[Data extracted from a collection]
########################################

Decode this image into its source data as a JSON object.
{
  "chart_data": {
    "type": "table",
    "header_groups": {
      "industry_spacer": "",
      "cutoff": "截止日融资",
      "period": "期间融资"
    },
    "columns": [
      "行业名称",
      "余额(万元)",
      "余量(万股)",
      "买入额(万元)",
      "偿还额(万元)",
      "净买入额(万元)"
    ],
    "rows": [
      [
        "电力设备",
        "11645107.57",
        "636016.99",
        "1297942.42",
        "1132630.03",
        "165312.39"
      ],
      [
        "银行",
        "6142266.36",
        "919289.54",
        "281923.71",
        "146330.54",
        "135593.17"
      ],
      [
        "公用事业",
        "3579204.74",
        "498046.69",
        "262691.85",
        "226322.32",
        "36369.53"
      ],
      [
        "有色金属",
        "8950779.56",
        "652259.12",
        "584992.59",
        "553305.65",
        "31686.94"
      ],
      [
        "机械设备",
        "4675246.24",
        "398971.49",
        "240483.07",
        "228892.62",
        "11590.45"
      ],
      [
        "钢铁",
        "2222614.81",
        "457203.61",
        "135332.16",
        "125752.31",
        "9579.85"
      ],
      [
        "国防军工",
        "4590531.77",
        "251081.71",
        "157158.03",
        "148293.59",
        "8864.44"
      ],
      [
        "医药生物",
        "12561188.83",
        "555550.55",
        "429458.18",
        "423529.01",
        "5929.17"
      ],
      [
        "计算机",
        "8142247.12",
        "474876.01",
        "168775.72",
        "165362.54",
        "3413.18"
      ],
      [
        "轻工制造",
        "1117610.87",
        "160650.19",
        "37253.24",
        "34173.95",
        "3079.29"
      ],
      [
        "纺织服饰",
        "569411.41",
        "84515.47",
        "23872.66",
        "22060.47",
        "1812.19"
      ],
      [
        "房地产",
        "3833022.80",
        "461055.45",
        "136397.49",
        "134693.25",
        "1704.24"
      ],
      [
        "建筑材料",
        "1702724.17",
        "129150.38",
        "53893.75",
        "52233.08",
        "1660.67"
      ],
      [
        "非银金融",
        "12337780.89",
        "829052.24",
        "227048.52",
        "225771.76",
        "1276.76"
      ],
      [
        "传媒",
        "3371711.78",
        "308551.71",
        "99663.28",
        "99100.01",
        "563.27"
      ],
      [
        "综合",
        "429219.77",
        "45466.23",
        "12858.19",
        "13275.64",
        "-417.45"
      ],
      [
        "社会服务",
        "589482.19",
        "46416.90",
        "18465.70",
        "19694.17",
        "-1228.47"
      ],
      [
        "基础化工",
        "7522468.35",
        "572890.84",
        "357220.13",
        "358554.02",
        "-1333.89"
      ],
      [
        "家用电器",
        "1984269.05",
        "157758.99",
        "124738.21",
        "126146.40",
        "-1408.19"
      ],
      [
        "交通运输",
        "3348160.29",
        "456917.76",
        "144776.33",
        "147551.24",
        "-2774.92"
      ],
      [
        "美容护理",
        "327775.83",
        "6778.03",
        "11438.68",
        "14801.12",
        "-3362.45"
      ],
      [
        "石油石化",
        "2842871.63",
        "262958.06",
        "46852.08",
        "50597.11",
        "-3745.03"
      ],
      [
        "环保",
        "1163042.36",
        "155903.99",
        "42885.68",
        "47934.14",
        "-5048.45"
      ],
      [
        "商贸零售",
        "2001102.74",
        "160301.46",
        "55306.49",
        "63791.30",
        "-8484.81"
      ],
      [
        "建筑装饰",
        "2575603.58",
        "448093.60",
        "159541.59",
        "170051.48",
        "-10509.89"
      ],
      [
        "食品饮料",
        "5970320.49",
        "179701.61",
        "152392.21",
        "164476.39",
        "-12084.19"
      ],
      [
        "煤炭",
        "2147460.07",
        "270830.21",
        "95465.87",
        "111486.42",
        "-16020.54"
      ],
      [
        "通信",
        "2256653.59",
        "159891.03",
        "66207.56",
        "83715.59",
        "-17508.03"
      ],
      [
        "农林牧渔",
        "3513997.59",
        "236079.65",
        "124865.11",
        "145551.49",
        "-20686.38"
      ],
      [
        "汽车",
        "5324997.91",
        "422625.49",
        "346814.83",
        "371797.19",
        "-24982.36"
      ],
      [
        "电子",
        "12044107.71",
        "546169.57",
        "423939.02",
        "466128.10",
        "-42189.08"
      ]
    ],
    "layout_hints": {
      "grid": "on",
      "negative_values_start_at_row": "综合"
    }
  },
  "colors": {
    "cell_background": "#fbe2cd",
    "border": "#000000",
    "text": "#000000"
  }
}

########################################

## [PROBLEM REQUIREMENTS]
Return the material in full, exactly as shown.

## [EXPECTED ANSWER]
Decode this image into its source data as a JSON object.
{
  "chart_data": {
    "type": "table",
    "header_groups": {
      "industry_spacer": "",
      "cutoff": "截止日融资",
      "period": "期间融资"
    },
    "columns": [
      "行业名称",
      "余额(万元)",
      "余量(万股)",
      "买入额(万元)",
      "偿还额(万元)",
      "净买入额(万元)"
    ],
    "rows": [
      [
        "电力设备",
        "11645107.57",
        "636016.99",
        "1297942.42",
        "1132630.03",
        "165312.39"
      ],
      [
        "银行",
        "6142266.36",
        "919289.54",
        "281923.71",
        "146330.54",
        "135593.17"
      ],
      [
        "公用事业",
        "3579204.74",
        "498046.69",
        "262691.85",
        "226322.32",
        "36369.53"
      ],
      [
        "有色金属",
        "8950779.56",
        "652259.12",
        "584992.59",
        "553305.65",
        "31686.94"
      ],
      [
        "机械设备",
        "4675246.24",
        "398971.49",
        "240483.07",
        "228892.62",
        "11590.45"
      ],
      [
        "钢铁",
        "2222614.81",
        "457203.61",
        "135332.16",
        "125752.31",
        "9579.85"
      ],
      [
        "国防军工",
        "4590531.77",
        "251081.71",
        "157158.03",
        "148293.59",
        "8864.44"
      ],
      [
        "医药生物",
        "12561188.83",
        "555550.55",
        "429458.18",
        "423529.01",
        "5929.17"
      ],
      [
        "计算机",
        "8142247.12",
        "474876.01",
        "168775.72",
        "165362.54",
        "3413.18"
      ],
      [
        "轻工制造",
        "1117610.87",
        "160650.19",
        "37253.24",
        "34173.95",
        "3079.29"
      ],
      [
        "纺织服饰",
        "569411.41",
        "84515.47",
        "23872.66",
        "22060.47",
        "1812.19"
      ],
      [
        "房地产",
        "3833022.80",
        "461055.45",
        "136397.49",
        "134693.25",
        "1704.24"
      ],
      [
        "建筑材料",
        "1702724.17",
        "129150.38",
        "53893.75",
        "52233.08",
        "1660.67"
      ],
      [
        "非银金融",
        "12337780.89",
        "829052.24",
        "227048.52",
        "225771.76",
        "1276.76"
      ],
      [
        "传媒",
        "3371711.78",
        "308551.71",
        "99663.28",
        "99100.01",
        "563.27"
      ],
      [
        "综合",
        "429219.77",
        "45466.23",
        "12858.19",
        "13275.64",
        "-417.45"
      ],
      [
        "社会服务",
        "589482.19",
        "46416.90",
        "18465.70",
        "19694.17",
        "-1228.47"
      ],
      [
        "基础化工",
        "7522468.35",
        "572890.84",
        "357220.13",
        "358554.02",
        "-1333.89"
      ],
      [
        "家用电器",
        "1984269.05",
        "157758.99",
        "124738.21",
        "126146.40",
        "-1408.19"
      ],
      [
        "交通运输",
        "3348160.29",
        "456917.76",
        "144776.33",
        "147551.24",
        "-2774.92"
      ],
      [
        "美容护理",
        "327775.83",
        "6778.03",
        "11438.68",
        "14801.12",
        "-3362.45"
      ],
      [
        "石油石化",
        "2842871.63",
        "262958.06",
        "46852.08",
        "50597.11",
        "-3745.03"
      ],
      [
        "环保",
        "1163042.36",
        "155903.99",
        "42885.68",
        "47934.14",
        "-5048.45"
      ],
      [
        "商贸零售",
        "2001102.74",
        "160301.46",
        "55306.49",
        "63791.30",
        "-8484.81"
      ],
      [
        "建筑装饰",
        "2575603.58",
        "448093.60",
        "159541.59",
        "170051.48",
        "-10509.89"
      ],
      [
        "食品饮料",
        "5970320.49",
        "179701.61",
        "152392.21",
        "164476.39",
        "-12084.19"
      ],
      [
        "煤炭",
        "2147460.07",
        "270830.21",
        "95465.87",
        "111486.42",
        "-16020.54"
      ],
      [
        "通信",
        "2256653.59",
        "159891.03",
        "66207.56",
        "83715.59",
        "-17508.03"
      ],
      [
        "农林牧渔",
        "3513997.59",
        "236079.65",
        "124865.11",
        "145551.49",
        "-20686.38"
      ],
      [
        "汽车",
        "5324997.91",
        "422625.49",
        "346814.83",
        "371797.19",
        "-24982.36"
      ],
      [
        "电子",
        "12044107.71",
        "546169.57",
        "423939.02",
        "466128.10",
        "-42189.08"
      ]
    ],
    "layout_hints": {
      "grid": "on",
      "negative_values_start_at_row": "综合"
    }
  },
  "colors": {
    "cell_background": "#fbe2cd",
    "border": "#000000",
    "text": "#000000"
  }
}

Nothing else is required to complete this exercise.